Spatial layout data
»»

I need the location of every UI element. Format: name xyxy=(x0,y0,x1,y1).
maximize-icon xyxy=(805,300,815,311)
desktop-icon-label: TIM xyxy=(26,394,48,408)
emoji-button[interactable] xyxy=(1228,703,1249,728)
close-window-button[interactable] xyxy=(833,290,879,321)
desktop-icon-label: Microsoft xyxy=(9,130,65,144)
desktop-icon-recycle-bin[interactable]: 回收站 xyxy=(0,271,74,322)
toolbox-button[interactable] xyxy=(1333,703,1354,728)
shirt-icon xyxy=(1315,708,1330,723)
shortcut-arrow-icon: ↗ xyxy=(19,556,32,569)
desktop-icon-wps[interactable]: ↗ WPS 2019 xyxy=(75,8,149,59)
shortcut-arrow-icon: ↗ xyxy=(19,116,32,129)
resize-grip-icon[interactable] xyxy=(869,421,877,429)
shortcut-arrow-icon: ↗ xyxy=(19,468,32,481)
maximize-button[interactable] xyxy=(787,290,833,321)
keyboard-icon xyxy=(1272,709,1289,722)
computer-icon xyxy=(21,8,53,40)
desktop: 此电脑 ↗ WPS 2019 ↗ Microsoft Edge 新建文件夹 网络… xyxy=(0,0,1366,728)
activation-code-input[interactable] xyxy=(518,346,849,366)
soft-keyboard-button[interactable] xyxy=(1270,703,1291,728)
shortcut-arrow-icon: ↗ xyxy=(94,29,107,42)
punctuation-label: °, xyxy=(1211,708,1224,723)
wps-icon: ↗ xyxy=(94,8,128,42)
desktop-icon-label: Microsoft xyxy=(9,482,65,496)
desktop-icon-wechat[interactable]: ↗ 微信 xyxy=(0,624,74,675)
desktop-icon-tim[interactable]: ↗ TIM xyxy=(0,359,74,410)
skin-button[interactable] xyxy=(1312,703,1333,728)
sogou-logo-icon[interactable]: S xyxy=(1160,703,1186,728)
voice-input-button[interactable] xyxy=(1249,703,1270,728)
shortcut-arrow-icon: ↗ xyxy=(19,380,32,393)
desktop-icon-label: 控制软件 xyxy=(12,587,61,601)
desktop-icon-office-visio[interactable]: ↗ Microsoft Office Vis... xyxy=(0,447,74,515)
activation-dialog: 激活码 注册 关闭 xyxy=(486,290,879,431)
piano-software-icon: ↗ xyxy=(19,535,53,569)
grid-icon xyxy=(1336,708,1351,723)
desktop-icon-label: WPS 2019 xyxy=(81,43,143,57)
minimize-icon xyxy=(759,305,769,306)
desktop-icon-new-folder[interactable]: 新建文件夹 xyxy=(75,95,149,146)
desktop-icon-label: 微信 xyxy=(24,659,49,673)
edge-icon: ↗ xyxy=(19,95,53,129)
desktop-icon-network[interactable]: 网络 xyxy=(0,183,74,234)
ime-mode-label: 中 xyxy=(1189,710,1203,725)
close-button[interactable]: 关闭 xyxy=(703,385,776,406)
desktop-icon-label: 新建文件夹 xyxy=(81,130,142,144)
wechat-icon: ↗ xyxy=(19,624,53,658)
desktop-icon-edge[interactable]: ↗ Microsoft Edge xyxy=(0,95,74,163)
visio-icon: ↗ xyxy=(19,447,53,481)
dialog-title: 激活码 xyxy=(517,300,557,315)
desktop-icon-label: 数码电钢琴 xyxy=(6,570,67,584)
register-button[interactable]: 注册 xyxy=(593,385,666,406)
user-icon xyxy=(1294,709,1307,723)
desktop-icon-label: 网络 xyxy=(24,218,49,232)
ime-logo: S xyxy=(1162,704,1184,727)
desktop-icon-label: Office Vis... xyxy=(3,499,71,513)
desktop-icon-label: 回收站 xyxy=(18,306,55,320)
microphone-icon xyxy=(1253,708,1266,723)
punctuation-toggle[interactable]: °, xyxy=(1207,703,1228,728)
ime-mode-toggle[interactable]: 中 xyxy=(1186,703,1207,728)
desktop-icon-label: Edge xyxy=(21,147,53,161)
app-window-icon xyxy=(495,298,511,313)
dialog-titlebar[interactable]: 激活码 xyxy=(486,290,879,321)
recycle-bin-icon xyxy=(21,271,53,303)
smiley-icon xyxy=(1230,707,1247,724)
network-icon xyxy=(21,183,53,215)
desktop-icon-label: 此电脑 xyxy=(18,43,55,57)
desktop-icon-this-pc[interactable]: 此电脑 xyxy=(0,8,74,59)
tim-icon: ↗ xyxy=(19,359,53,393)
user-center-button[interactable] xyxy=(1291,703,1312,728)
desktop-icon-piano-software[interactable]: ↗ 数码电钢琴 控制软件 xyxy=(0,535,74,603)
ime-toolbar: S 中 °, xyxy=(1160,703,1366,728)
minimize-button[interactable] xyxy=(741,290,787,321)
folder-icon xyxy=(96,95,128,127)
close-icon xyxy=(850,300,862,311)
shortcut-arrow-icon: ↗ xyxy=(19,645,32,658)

««

WHAT IS REQUIRED: Copy the records from the start through the line containing "shirt-icon xyxy=(1315,708,1330,723)", swapping "desktop-icon-label" for "shortcut-caption" and keeping everything else the same.

EXERCISE RESULT:
I need the location of every UI element. Format: name xyxy=(x0,y0,x1,y1).
maximize-icon xyxy=(805,300,815,311)
shortcut-caption: TIM xyxy=(26,394,48,408)
emoji-button[interactable] xyxy=(1228,703,1249,728)
close-window-button[interactable] xyxy=(833,290,879,321)
shortcut-caption: Microsoft xyxy=(9,130,65,144)
desktop-icon-recycle-bin[interactable]: 回收站 xyxy=(0,271,74,322)
toolbox-button[interactable] xyxy=(1333,703,1354,728)
shirt-icon xyxy=(1315,708,1330,723)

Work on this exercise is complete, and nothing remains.